#### To be done
Transcribe the whole listing below without changing a word, but leave out every image.

=== Data lines ===

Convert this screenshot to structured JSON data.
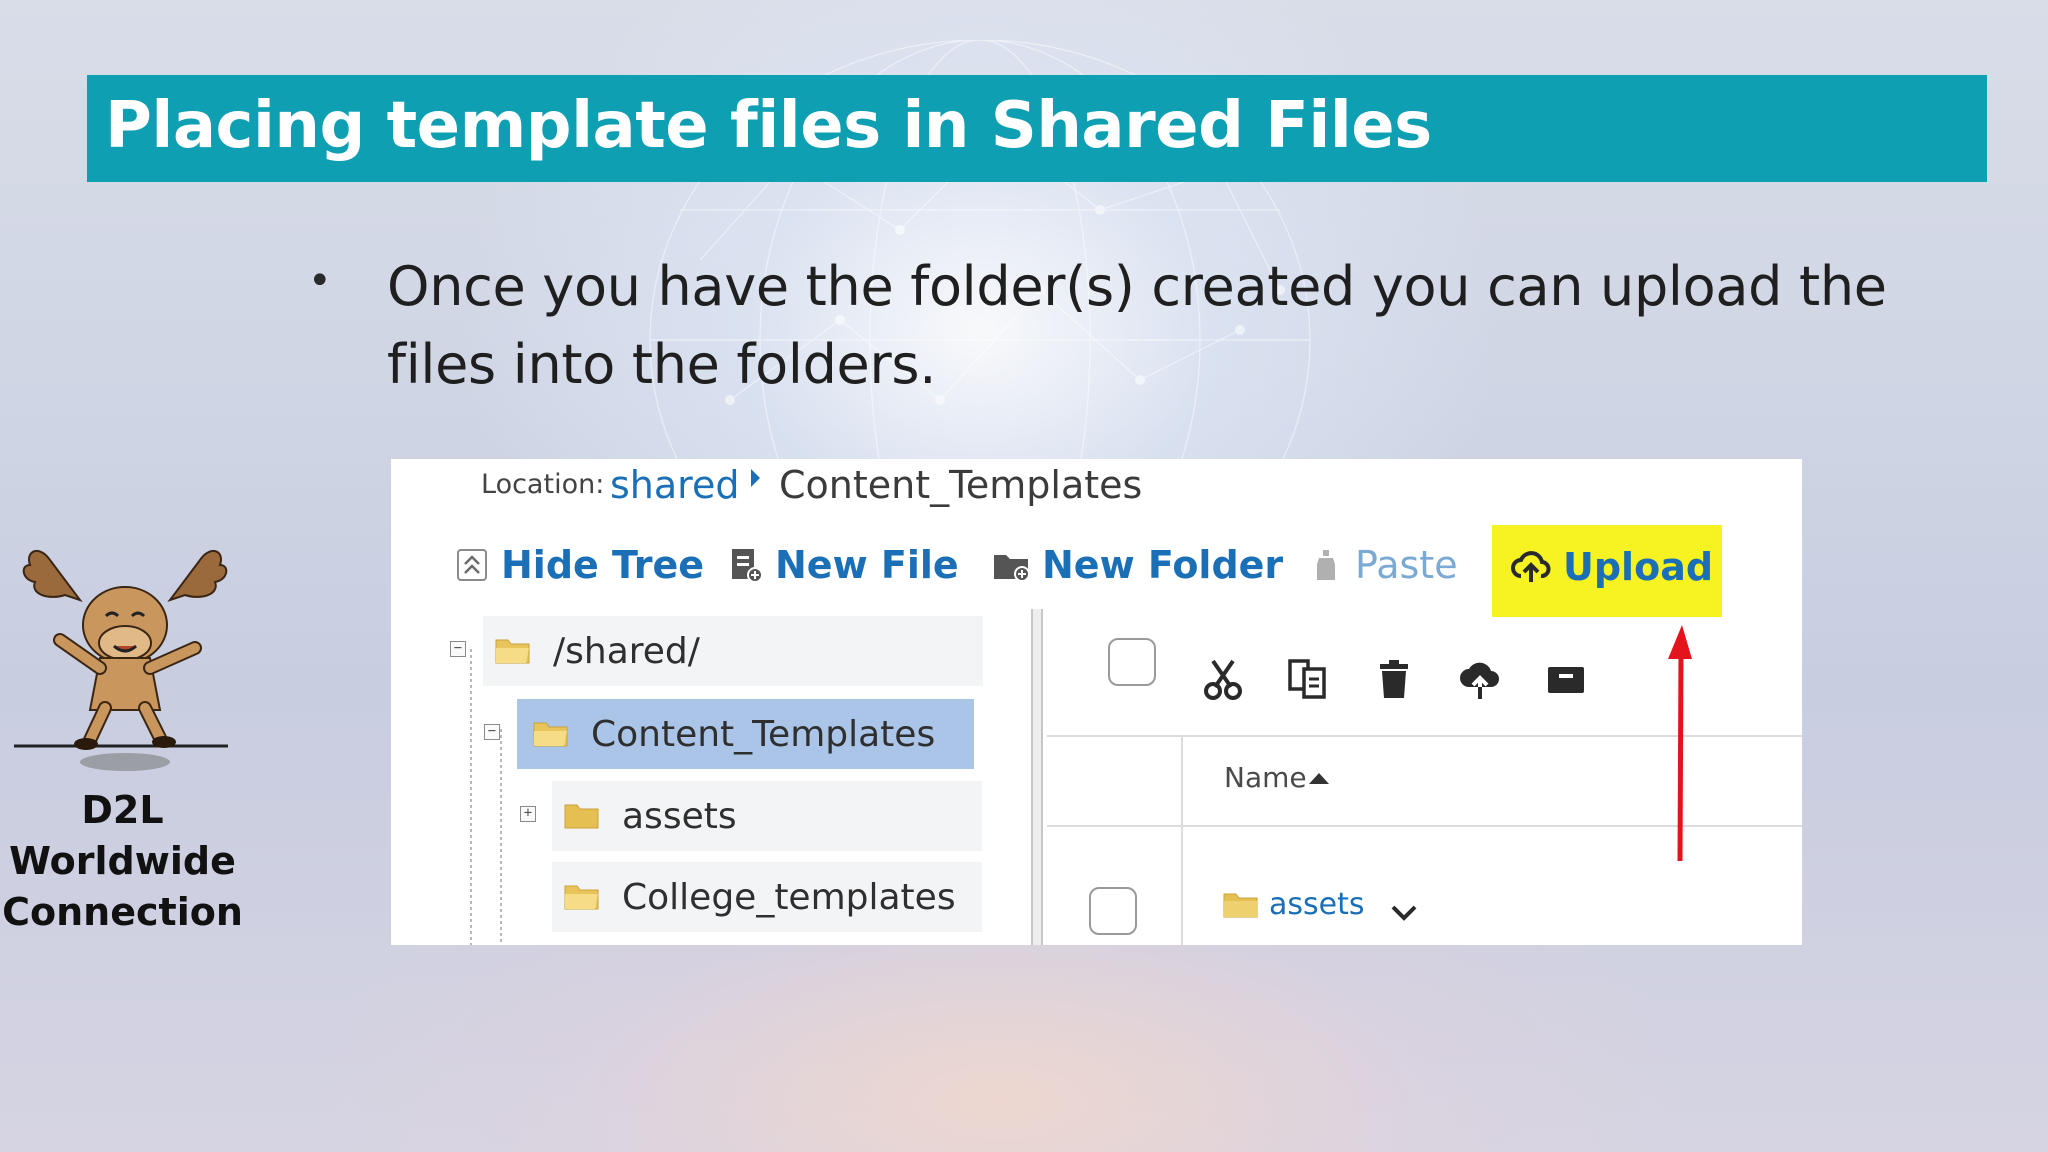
{
  "slide": {
    "title": "Placing template files in Shared Files",
    "bullet": "Once you have the folder(s) created you can upload the files into the folders.",
    "brand": [
      "D2L",
      "Worldwide",
      "Connection"
    ]
  },
  "screenshot": {
    "location_label": "Location:",
    "location_root": "shared",
    "location_current": "Content_Templates",
    "toolbar": {
      "hide_tree": "Hide Tree",
      "new_file": "New File",
      "new_folder": "New Folder",
      "paste": "Paste",
      "upload": "Upload"
    },
    "tree": [
      {
        "label": "/shared/",
        "toggle": "−"
      },
      {
        "label": "Content_Templates",
        "toggle": "−",
        "selected": true
      },
      {
        "label": "assets",
        "toggle": "+"
      },
      {
        "label": "College_templates"
      }
    ],
    "grid": {
      "name_header": "Name",
      "rows": [
        {
          "name": "assets"
        }
      ]
    }
  },
  "colors": {
    "title_bar": "#0f9fb3",
    "link_blue": "#1a6fb6",
    "upload_highlight": "#f7f221",
    "selected_row": "#aac5e8",
    "arrow_red": "#e3141b"
  }
}
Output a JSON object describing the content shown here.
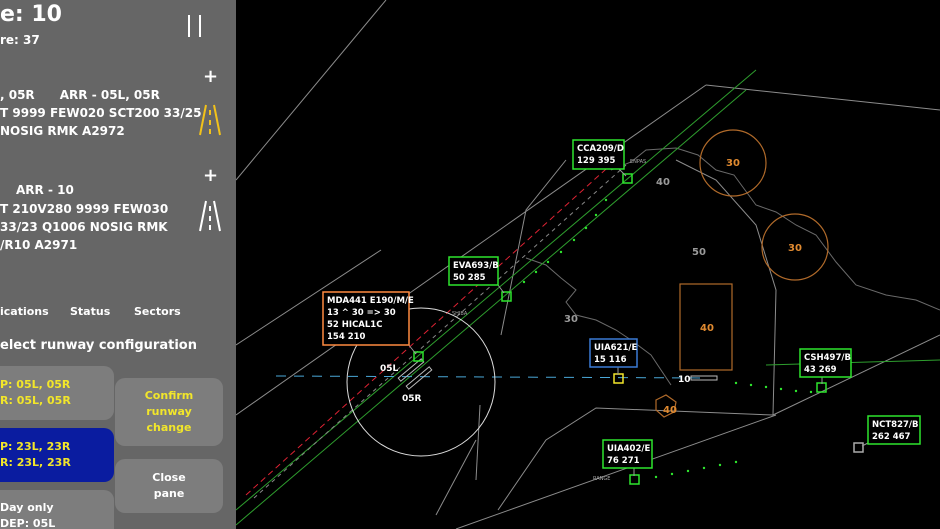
{
  "header": {
    "score_line": "e: 10",
    "sub_line": "re: 37"
  },
  "airport_1": {
    "runways_line": ", 05R      ARR - 05L, 05R",
    "metar_1": "T 9999 FEW020 SCT200 33/25",
    "metar_2": "NOSIG RMK A2972",
    "add": "+"
  },
  "airport_2": {
    "runways_line": "ARR - 10",
    "metar_1": "T 210V280 9999 FEW030",
    "metar_2": "33/23 Q1006 NOSIG RMK",
    "metar_3": "/R10 A2971",
    "add": "+"
  },
  "tabs": [
    "ications",
    "Status",
    "Sectors"
  ],
  "section_title": "elect runway configuration",
  "configs": [
    {
      "line1": "P: 05L, 05R",
      "line2": "R: 05L, 05R"
    },
    {
      "line1": "P: 23L, 23R",
      "line2": "R: 23L, 23R"
    },
    {
      "line1": "Day only",
      "line2": "DEP: 05L"
    }
  ],
  "actions": {
    "confirm_1": "Confirm",
    "confirm_2": "runway",
    "confirm_3": "change",
    "close_1": "Close",
    "close_2": "pane"
  },
  "colors": {
    "panel": "#666666",
    "selected": "#0a1ca0",
    "highlight": "#f2e62a",
    "tag_normal": "#2ee62e",
    "tag_selected": "#ff8a40",
    "tag_arrival": "#3a7bd5"
  },
  "map": {
    "altitude_labels": [
      "40",
      "50",
      "30",
      "30",
      "30",
      "40",
      "40"
    ],
    "runway_labels": [
      "05L",
      "05R",
      "10"
    ],
    "fixes": [
      "ENPAS",
      "SHIBA",
      "RANGE"
    ]
  },
  "aircraft": [
    {
      "callsign": "CCA209/D",
      "data": "129 395"
    },
    {
      "callsign": "EVA693/B",
      "data": "50 285"
    },
    {
      "callsign": "MDA441 E190/M/E",
      "data": "13 ^ 30 => 30",
      "data2": "52 HICAL1C",
      "data3": "154 210"
    },
    {
      "callsign": "UIA621/E",
      "data": "15 116"
    },
    {
      "callsign": "CSH497/B",
      "data": "43 269"
    },
    {
      "callsign": "UIA402/E",
      "data": "76 271"
    },
    {
      "callsign": "NCT827/B",
      "data": "262 467"
    }
  ]
}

===

#### Full answer
Convert this screenshot to structured JSON data.
{
  "slide": {
    "title": "Placing template files in Shared Files",
    "bullet": "Once you have the folder(s) created you can upload the files into the folders.",
    "brand": [
      "D2L",
      "Worldwide",
      "Connection"
    ]
  },
  "screenshot": {
    "location_label": "Location:",
    "location_root": "shared",
    "location_current": "Content_Templates",
    "toolbar": {
      "hide_tree": "Hide Tree",
      "new_file": "New File",
      "new_folder": "New Folder",
      "paste": "Paste",
      "upload": "Upload"
    },
    "tree": [
      {
        "label": "/shared/",
        "toggle": "−"
      },
      {
        "label": "Content_Templates",
        "toggle": "−",
        "selected": true
      },
      {
        "label": "assets",
        "toggle": "+"
      },
      {
        "label": "College_templates"
      }
    ],
    "grid": {
      "name_header": "Name",
      "rows": [
        {
          "name": "assets"
        }
      ]
    }
  },
  "colors": {
    "title_bar": "#0f9fb3",
    "link_blue": "#1a6fb6",
    "upload_highlight": "#f7f221",
    "selected_row": "#aac5e8",
    "arrow_red": "#e3141b"
  }
}
Output a JSON object describing the content shown here.
{
  "header": {
    "score_line": "e: 10",
    "sub_line": "re: 37"
  },
  "airport_1": {
    "runways_line": ", 05R      ARR - 05L, 05R",
    "metar_1": "T 9999 FEW020 SCT200 33/25",
    "metar_2": "NOSIG RMK A2972",
    "add": "+"
  },
  "airport_2": {
    "runways_line": "ARR - 10",
    "metar_1": "T 210V280 9999 FEW030",
    "metar_2": "33/23 Q1006 NOSIG RMK",
    "metar_3": "/R10 A2971",
    "add": "+"
  },
  "tabs": [
    "ications",
    "Status",
    "Sectors"
  ],
  "section_title": "elect runway configuration",
  "configs": [
    {
      "line1": "P: 05L, 05R",
      "line2": "R: 05L, 05R"
    },
    {
      "line1": "P: 23L, 23R",
      "line2": "R: 23L, 23R"
    },
    {
      "line1": "Day only",
      "line2": "DEP: 05L"
    }
  ],
  "actions": {
    "confirm_1": "Confirm",
    "confirm_2": "runway",
    "confirm_3": "change",
    "close_1": "Close",
    "close_2": "pane"
  },
  "colors": {
    "panel": "#666666",
    "selected": "#0a1ca0",
    "highlight": "#f2e62a",
    "tag_normal": "#2ee62e",
    "tag_selected": "#ff8a40",
    "tag_arrival": "#3a7bd5"
  },
  "map": {
    "altitude_labels": [
      "40",
      "50",
      "30",
      "30",
      "30",
      "40",
      "40"
    ],
    "runway_labels": [
      "05L",
      "05R",
      "10"
    ],
    "fixes": [
      "ENPAS",
      "SHIBA",
      "RANGE"
    ]
  },
  "aircraft": [
    {
      "callsign": "CCA209/D",
      "data": "129 395"
    },
    {
      "callsign": "EVA693/B",
      "data": "50 285"
    },
    {
      "callsign": "MDA441 E190/M/E",
      "data": "13 ^ 30 => 30",
      "data2": "52 HICAL1C",
      "data3": "154 210"
    },
    {
      "callsign": "UIA621/E",
      "data": "15 116"
    },
    {
      "callsign": "CSH497/B",
      "data": "43 269"
    },
    {
      "callsign": "UIA402/E",
      "data": "76 271"
    },
    {
      "callsign": "NCT827/B",
      "data": "262 467"
    }
  ]
}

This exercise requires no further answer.